SOURCE MATERIAL
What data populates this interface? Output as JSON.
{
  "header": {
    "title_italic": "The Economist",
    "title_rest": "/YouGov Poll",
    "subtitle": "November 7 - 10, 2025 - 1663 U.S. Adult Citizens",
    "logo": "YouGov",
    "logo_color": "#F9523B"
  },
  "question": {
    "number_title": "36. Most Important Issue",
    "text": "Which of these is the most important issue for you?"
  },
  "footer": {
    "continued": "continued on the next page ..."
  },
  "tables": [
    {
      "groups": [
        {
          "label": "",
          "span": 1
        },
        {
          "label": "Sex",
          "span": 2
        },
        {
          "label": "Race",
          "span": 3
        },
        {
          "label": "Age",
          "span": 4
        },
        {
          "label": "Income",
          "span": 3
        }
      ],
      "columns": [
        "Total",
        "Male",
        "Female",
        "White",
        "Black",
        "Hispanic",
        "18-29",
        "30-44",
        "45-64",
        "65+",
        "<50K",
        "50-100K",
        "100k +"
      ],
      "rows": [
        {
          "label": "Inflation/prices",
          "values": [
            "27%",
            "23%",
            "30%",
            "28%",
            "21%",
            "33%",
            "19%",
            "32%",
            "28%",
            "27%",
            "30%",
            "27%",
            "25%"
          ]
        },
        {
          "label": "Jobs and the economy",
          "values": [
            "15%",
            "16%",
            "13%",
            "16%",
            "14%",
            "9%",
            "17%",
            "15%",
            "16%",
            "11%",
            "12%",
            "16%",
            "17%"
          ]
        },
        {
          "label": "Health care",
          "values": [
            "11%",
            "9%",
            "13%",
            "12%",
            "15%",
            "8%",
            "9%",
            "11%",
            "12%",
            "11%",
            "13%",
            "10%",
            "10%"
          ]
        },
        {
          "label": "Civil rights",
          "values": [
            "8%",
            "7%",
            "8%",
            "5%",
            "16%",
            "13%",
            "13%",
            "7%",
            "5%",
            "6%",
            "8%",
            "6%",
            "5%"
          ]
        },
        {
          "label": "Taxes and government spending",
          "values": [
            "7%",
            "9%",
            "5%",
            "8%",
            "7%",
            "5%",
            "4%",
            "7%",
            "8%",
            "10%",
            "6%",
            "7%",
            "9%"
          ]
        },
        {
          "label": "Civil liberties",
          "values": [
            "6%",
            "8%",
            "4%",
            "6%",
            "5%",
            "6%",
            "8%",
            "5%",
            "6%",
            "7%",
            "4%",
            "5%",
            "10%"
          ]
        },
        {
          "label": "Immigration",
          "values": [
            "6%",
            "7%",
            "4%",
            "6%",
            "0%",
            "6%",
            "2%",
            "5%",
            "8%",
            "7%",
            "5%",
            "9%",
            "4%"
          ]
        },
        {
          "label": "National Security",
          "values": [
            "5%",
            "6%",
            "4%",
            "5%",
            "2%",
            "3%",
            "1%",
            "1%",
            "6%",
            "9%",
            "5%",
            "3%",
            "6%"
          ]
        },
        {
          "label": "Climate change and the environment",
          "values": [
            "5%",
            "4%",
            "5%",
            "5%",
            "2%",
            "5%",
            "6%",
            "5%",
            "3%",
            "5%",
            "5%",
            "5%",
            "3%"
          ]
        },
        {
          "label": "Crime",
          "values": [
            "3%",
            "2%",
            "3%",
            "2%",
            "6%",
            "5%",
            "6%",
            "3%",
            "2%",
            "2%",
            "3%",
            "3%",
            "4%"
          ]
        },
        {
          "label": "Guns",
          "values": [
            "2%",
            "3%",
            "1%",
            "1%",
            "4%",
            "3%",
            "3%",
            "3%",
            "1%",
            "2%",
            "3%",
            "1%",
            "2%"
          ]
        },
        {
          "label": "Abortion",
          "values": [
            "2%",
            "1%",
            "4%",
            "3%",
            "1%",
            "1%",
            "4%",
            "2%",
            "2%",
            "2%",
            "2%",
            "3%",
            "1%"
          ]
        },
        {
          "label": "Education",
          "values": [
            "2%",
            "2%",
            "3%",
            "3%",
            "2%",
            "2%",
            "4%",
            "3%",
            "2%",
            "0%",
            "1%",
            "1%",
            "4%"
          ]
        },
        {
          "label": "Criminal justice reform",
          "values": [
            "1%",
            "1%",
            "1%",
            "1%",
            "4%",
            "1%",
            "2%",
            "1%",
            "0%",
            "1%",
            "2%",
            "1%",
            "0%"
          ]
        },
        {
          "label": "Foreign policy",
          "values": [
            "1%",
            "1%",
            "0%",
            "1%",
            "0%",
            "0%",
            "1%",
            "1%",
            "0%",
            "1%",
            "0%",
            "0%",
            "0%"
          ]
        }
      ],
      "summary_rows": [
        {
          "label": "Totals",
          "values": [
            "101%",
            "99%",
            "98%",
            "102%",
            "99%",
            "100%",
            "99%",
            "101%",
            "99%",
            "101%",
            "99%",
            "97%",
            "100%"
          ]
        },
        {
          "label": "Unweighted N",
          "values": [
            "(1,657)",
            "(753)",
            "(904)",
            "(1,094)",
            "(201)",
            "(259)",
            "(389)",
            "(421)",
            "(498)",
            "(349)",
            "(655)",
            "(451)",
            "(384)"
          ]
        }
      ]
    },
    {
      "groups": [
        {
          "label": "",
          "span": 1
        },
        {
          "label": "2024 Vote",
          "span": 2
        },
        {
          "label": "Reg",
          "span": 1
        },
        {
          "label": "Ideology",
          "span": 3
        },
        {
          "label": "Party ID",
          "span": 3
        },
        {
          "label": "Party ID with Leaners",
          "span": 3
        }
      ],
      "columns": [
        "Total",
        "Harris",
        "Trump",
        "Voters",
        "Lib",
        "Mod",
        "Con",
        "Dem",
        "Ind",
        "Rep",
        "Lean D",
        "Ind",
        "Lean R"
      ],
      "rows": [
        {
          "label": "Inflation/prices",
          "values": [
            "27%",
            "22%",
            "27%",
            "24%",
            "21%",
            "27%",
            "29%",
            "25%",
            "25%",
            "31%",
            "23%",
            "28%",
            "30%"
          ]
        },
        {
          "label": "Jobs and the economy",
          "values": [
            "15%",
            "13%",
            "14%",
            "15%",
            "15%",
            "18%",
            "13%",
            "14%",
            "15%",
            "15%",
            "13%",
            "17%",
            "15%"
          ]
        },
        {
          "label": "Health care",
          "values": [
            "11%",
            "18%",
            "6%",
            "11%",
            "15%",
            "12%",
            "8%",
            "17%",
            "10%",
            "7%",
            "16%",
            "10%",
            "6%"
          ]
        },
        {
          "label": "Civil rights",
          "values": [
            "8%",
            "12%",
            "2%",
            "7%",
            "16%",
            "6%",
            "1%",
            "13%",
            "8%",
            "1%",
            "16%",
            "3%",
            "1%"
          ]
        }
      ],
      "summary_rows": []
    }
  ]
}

REQUIRED WORK
Print every record exactly as it was given.

FINAL RESULT
What data populates this interface? Output as JSON.
{
  "header": {
    "title_italic": "The Economist",
    "title_rest": "/YouGov Poll",
    "subtitle": "November 7 - 10, 2025 - 1663 U.S. Adult Citizens",
    "logo": "YouGov",
    "logo_color": "#F9523B"
  },
  "question": {
    "number_title": "36. Most Important Issue",
    "text": "Which of these is the most important issue for you?"
  },
  "footer": {
    "continued": "continued on the next page ..."
  },
  "tables": [
    {
      "groups": [
        {
          "label": "",
          "span": 1
        },
        {
          "label": "Sex",
          "span": 2
        },
        {
          "label": "Race",
          "span": 3
        },
        {
          "label": "Age",
          "span": 4
        },
        {
          "label": "Income",
          "span": 3
        }
      ],
      "columns": [
        "Total",
        "Male",
        "Female",
        "White",
        "Black",
        "Hispanic",
        "18-29",
        "30-44",
        "45-64",
        "65+",
        "<50K",
        "50-100K",
        "100k +"
      ],
      "rows": [
        {
          "label": "Inflation/prices",
          "values": [
            "27%",
            "23%",
            "30%",
            "28%",
            "21%",
            "33%",
            "19%",
            "32%",
            "28%",
            "27%",
            "30%",
            "27%",
            "25%"
          ]
        },
        {
          "label": "Jobs and the economy",
          "values": [
            "15%",
            "16%",
            "13%",
            "16%",
            "14%",
            "9%",
            "17%",
            "15%",
            "16%",
            "11%",
            "12%",
            "16%",
            "17%"
          ]
        },
        {
          "label": "Health care",
          "values": [
            "11%",
            "9%",
            "13%",
            "12%",
            "15%",
            "8%",
            "9%",
            "11%",
            "12%",
            "11%",
            "13%",
            "10%",
            "10%"
          ]
        },
        {
          "label": "Civil rights",
          "values": [
            "8%",
            "7%",
            "8%",
            "5%",
            "16%",
            "13%",
            "13%",
            "7%",
            "5%",
            "6%",
            "8%",
            "6%",
            "5%"
          ]
        },
        {
          "label": "Taxes and government spending",
          "values": [
            "7%",
            "9%",
            "5%",
            "8%",
            "7%",
            "5%",
            "4%",
            "7%",
            "8%",
            "10%",
            "6%",
            "7%",
            "9%"
          ]
        },
        {
          "label": "Civil liberties",
          "values": [
            "6%",
            "8%",
            "4%",
            "6%",
            "5%",
            "6%",
            "8%",
            "5%",
            "6%",
            "7%",
            "4%",
            "5%",
            "10%"
          ]
        },
        {
          "label": "Immigration",
          "values": [
            "6%",
            "7%",
            "4%",
            "6%",
            "0%",
            "6%",
            "2%",
            "5%",
            "8%",
            "7%",
            "5%",
            "9%",
            "4%"
          ]
        },
        {
          "label": "National Security",
          "values": [
            "5%",
            "6%",
            "4%",
            "5%",
            "2%",
            "3%",
            "1%",
            "1%",
            "6%",
            "9%",
            "5%",
            "3%",
            "6%"
          ]
        },
        {
          "label": "Climate change and the environment",
          "values": [
            "5%",
            "4%",
            "5%",
            "5%",
            "2%",
            "5%",
            "6%",
            "5%",
            "3%",
            "5%",
            "5%",
            "5%",
            "3%"
          ]
        },
        {
          "label": "Crime",
          "values": [
            "3%",
            "2%",
            "3%",
            "2%",
            "6%",
            "5%",
            "6%",
            "3%",
            "2%",
            "2%",
            "3%",
            "3%",
            "4%"
          ]
        },
        {
          "label": "Guns",
          "values": [
            "2%",
            "3%",
            "1%",
            "1%",
            "4%",
            "3%",
            "3%",
            "3%",
            "1%",
            "2%",
            "3%",
            "1%",
            "2%"
          ]
        },
        {
          "label": "Abortion",
          "values": [
            "2%",
            "1%",
            "4%",
            "3%",
            "1%",
            "1%",
            "4%",
            "2%",
            "2%",
            "2%",
            "2%",
            "3%",
            "1%"
          ]
        },
        {
          "label": "Education",
          "values": [
            "2%",
            "2%",
            "3%",
            "3%",
            "2%",
            "2%",
            "4%",
            "3%",
            "2%",
            "0%",
            "1%",
            "1%",
            "4%"
          ]
        },
        {
          "label": "Criminal justice reform",
          "values": [
            "1%",
            "1%",
            "1%",
            "1%",
            "4%",
            "1%",
            "2%",
            "1%",
            "0%",
            "1%",
            "2%",
            "1%",
            "0%"
          ]
        },
        {
          "label": "Foreign policy",
          "values": [
            "1%",
            "1%",
            "0%",
            "1%",
            "0%",
            "0%",
            "1%",
            "1%",
            "0%",
            "1%",
            "0%",
            "0%",
            "0%"
          ]
        }
      ],
      "summary_rows": [
        {
          "label": "Totals",
          "values": [
            "101%",
            "99%",
            "98%",
            "102%",
            "99%",
            "100%",
            "99%",
            "101%",
            "99%",
            "101%",
            "99%",
            "97%",
            "100%"
          ]
        },
        {
          "label": "Unweighted N",
          "values": [
            "(1,657)",
            "(753)",
            "(904)",
            "(1,094)",
            "(201)",
            "(259)",
            "(389)",
            "(421)",
            "(498)",
            "(349)",
            "(655)",
            "(451)",
            "(384)"
          ]
        }
      ]
    },
    {
      "groups": [
        {
          "label": "",
          "span": 1
        },
        {
          "label": "2024 Vote",
          "span": 2
        },
        {
          "label": "Reg",
          "span": 1
        },
        {
          "label": "Ideology",
          "span": 3
        },
        {
          "label": "Party ID",
          "span": 3
        },
        {
          "label": "Party ID with Leaners",
          "span": 3
        }
      ],
      "columns": [
        "Total",
        "Harris",
        "Trump",
        "Voters",
        "Lib",
        "Mod",
        "Con",
        "Dem",
        "Ind",
        "Rep",
        "Lean D",
        "Ind",
        "Lean R"
      ],
      "rows": [
        {
          "label": "Inflation/prices",
          "values": [
            "27%",
            "22%",
            "27%",
            "24%",
            "21%",
            "27%",
            "29%",
            "25%",
            "25%",
            "31%",
            "23%",
            "28%",
            "30%"
          ]
        },
        {
          "label": "Jobs and the economy",
          "values": [
            "15%",
            "13%",
            "14%",
            "15%",
            "15%",
            "18%",
            "13%",
            "14%",
            "15%",
            "15%",
            "13%",
            "17%",
            "15%"
          ]
        },
        {
          "label": "Health care",
          "values": [
            "11%",
            "18%",
            "6%",
            "11%",
            "15%",
            "12%",
            "8%",
            "17%",
            "10%",
            "7%",
            "16%",
            "10%",
            "6%"
          ]
        },
        {
          "label": "Civil rights",
          "values": [
            "8%",
            "12%",
            "2%",
            "7%",
            "16%",
            "6%",
            "1%",
            "13%",
            "8%",
            "1%",
            "16%",
            "3%",
            "1%"
          ]
        }
      ],
      "summary_rows": []
    }
  ]
}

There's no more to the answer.